- [Your objective] Revise every item below by replacing "Localize" with "Locate" and changing nothing else. Omit the pictures from the output.

- [Input]
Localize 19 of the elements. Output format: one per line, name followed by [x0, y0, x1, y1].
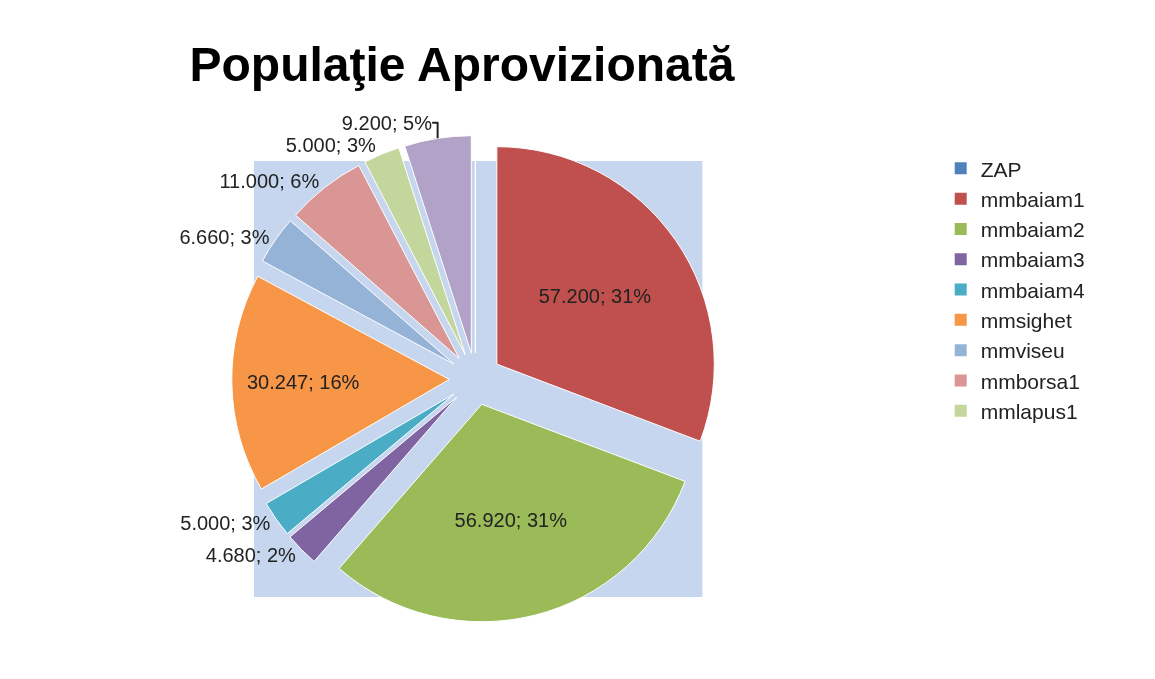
legend-label: mmlapus1 — [980, 399, 1078, 423]
data-label: 11.000; 6% — [219, 169, 320, 192]
data-label: 57.200; 31% — [538, 285, 652, 308]
legend-label: ZAP — [980, 157, 1022, 181]
data-label: 5.000; 3% — [180, 511, 271, 534]
legend-label: mmbaiam4 — [980, 278, 1085, 302]
data-label: 4.680; 2% — [205, 544, 297, 567]
legend-label: mmbaiam2 — [980, 218, 1085, 242]
legend-label: mmsighet — [980, 309, 1072, 333]
data-label: 56.920; 31% — [454, 509, 568, 532]
data-label: 5.000; 3% — [285, 133, 377, 156]
legend-label: mmbaiam1 — [980, 187, 1085, 211]
data-label: 9.200; 5% — [341, 111, 433, 134]
legend-label: mmbaiam3 — [980, 248, 1085, 272]
legend-label: mmborsa1 — [980, 369, 1080, 393]
data-label: 6.660; 3% — [179, 225, 270, 248]
data-label: 30.247; 16% — [246, 370, 360, 393]
chart-title: Populaţie Aprovizionată — [189, 38, 735, 92]
legend-label: mmviseu — [980, 339, 1065, 363]
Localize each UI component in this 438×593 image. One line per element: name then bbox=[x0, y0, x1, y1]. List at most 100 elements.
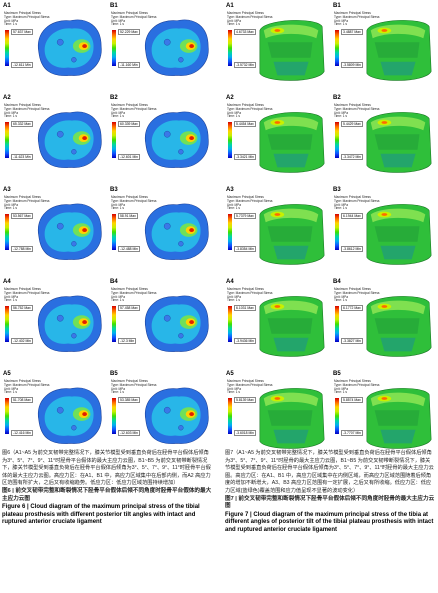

- [Result below]
Locate 19 of the elements. Output format: one per line, name followed by [x0, y0, x1, y1].
legend-label: mmlapus1 — [980, 399, 1078, 423]
data-label: 11.000; 6% — [219, 169, 320, 192]
data-label: 57.200; 31% — [538, 285, 652, 308]
legend-label: ZAP — [980, 157, 1022, 181]
data-label: 5.000; 3% — [180, 511, 271, 534]
legend-label: mmbaiam4 — [980, 278, 1085, 302]
data-label: 4.680; 2% — [205, 544, 297, 567]
legend-label: mmbaiam2 — [980, 218, 1085, 242]
legend-label: mmsighet — [980, 309, 1072, 333]
data-label: 56.920; 31% — [454, 509, 568, 532]
data-label: 5.000; 3% — [285, 133, 377, 156]
legend-label: mmbaiam1 — [980, 187, 1085, 211]
data-label: 9.200; 5% — [341, 111, 433, 134]
legend-label: mmbaiam3 — [980, 248, 1085, 272]
legend-label: mmborsa1 — [980, 369, 1080, 393]
data-label: 6.660; 3% — [179, 225, 270, 248]
data-label: 30.247; 16% — [246, 370, 360, 393]
chart-title: Populaţie Aprovizionată — [189, 38, 735, 92]
legend-label: mmviseu — [980, 339, 1065, 363]
Locate each UI component in this 438×593 image. One line per element: name then bbox=[x0, y0, x1, y1]. List at most 100 elements.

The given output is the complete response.